- **Records about charts and figures**:
══════

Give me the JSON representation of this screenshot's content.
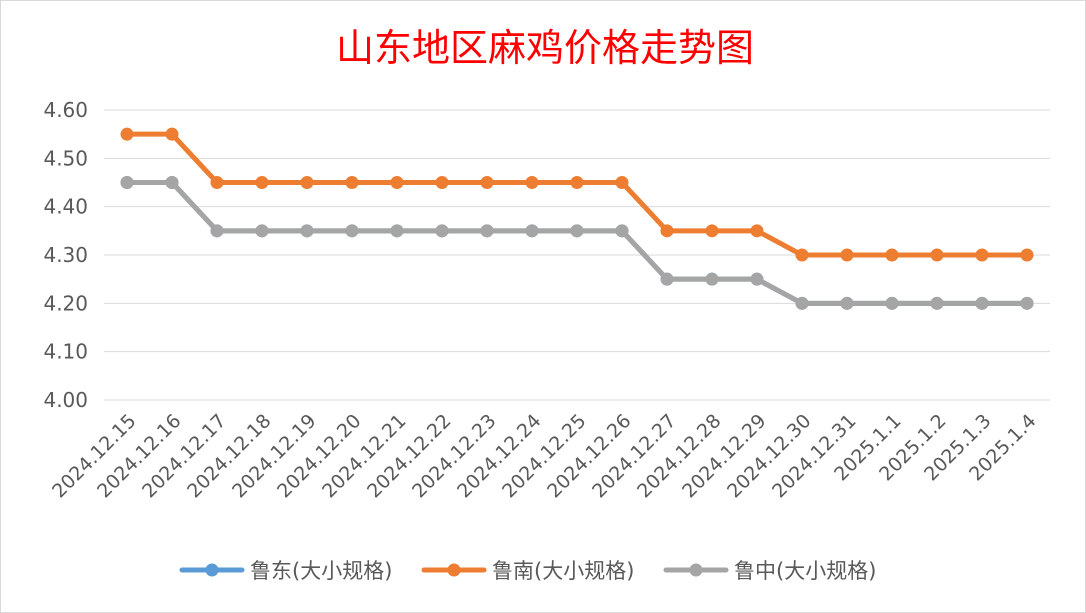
{
  "chart_data": {
    "type": "line",
    "title": "山东地区麻鸡价格走势图",
    "categories": [
      "2024.12.15",
      "2024.12.16",
      "2024.12.17",
      "2024.12.18",
      "2024.12.19",
      "2024.12.20",
      "2024.12.21",
      "2024.12.22",
      "2024.12.23",
      "2024.12.24",
      "2024.12.25",
      "2024.12.26",
      "2024.12.27",
      "2024.12.28",
      "2024.12.29",
      "2024.12.30",
      "2024.12.31",
      "2025.1.1",
      "2025.1.2",
      "2025.1.3",
      "2025.1.4"
    ],
    "y_ticks": [
      "4.00",
      "4.10",
      "4.20",
      "4.30",
      "4.40",
      "4.50",
      "4.60"
    ],
    "ylim": [
      4.0,
      4.6
    ],
    "grid": true,
    "legend_position": "bottom",
    "series": [
      {
        "name": "鲁东(大小规格)",
        "color": "#5b9bd5",
        "values": [
          4.45,
          4.45,
          4.35,
          4.35,
          4.35,
          4.35,
          4.35,
          4.35,
          4.35,
          4.35,
          4.35,
          4.35,
          4.25,
          4.25,
          4.25,
          4.2,
          4.2,
          4.2,
          4.2,
          4.2,
          4.2
        ]
      },
      {
        "name": "鲁南(大小规格)",
        "color": "#ed7d31",
        "values": [
          4.55,
          4.55,
          4.45,
          4.45,
          4.45,
          4.45,
          4.45,
          4.45,
          4.45,
          4.45,
          4.45,
          4.45,
          4.35,
          4.35,
          4.35,
          4.3,
          4.3,
          4.3,
          4.3,
          4.3,
          4.3
        ]
      },
      {
        "name": "鲁中(大小规格)",
        "color": "#a5a5a5",
        "values": [
          4.45,
          4.45,
          4.35,
          4.35,
          4.35,
          4.35,
          4.35,
          4.35,
          4.35,
          4.35,
          4.35,
          4.35,
          4.25,
          4.25,
          4.25,
          4.2,
          4.2,
          4.2,
          4.2,
          4.2,
          4.2
        ]
      }
    ],
    "title_color": "#ff0000"
  }
}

══════

- **TASK TO CARRY OUT**:
Every record gets retyped exactly; no picture goes into the copy.

- **WRITTEN SOLUTION**:
Give me the JSON representation of this screenshot's content.
{
  "chart_data": {
    "type": "line",
    "title": "山东地区麻鸡价格走势图",
    "categories": [
      "2024.12.15",
      "2024.12.16",
      "2024.12.17",
      "2024.12.18",
      "2024.12.19",
      "2024.12.20",
      "2024.12.21",
      "2024.12.22",
      "2024.12.23",
      "2024.12.24",
      "2024.12.25",
      "2024.12.26",
      "2024.12.27",
      "2024.12.28",
      "2024.12.29",
      "2024.12.30",
      "2024.12.31",
      "2025.1.1",
      "2025.1.2",
      "2025.1.3",
      "2025.1.4"
    ],
    "y_ticks": [
      "4.00",
      "4.10",
      "4.20",
      "4.30",
      "4.40",
      "4.50",
      "4.60"
    ],
    "ylim": [
      4.0,
      4.6
    ],
    "grid": true,
    "legend_position": "bottom",
    "series": [
      {
        "name": "鲁东(大小规格)",
        "color": "#5b9bd5",
        "values": [
          4.45,
          4.45,
          4.35,
          4.35,
          4.35,
          4.35,
          4.35,
          4.35,
          4.35,
          4.35,
          4.35,
          4.35,
          4.25,
          4.25,
          4.25,
          4.2,
          4.2,
          4.2,
          4.2,
          4.2,
          4.2
        ]
      },
      {
        "name": "鲁南(大小规格)",
        "color": "#ed7d31",
        "values": [
          4.55,
          4.55,
          4.45,
          4.45,
          4.45,
          4.45,
          4.45,
          4.45,
          4.45,
          4.45,
          4.45,
          4.45,
          4.35,
          4.35,
          4.35,
          4.3,
          4.3,
          4.3,
          4.3,
          4.3,
          4.3
        ]
      },
      {
        "name": "鲁中(大小规格)",
        "color": "#a5a5a5",
        "values": [
          4.45,
          4.45,
          4.35,
          4.35,
          4.35,
          4.35,
          4.35,
          4.35,
          4.35,
          4.35,
          4.35,
          4.35,
          4.25,
          4.25,
          4.25,
          4.2,
          4.2,
          4.2,
          4.2,
          4.2,
          4.2
        ]
      }
    ],
    "title_color": "#ff0000"
  }
}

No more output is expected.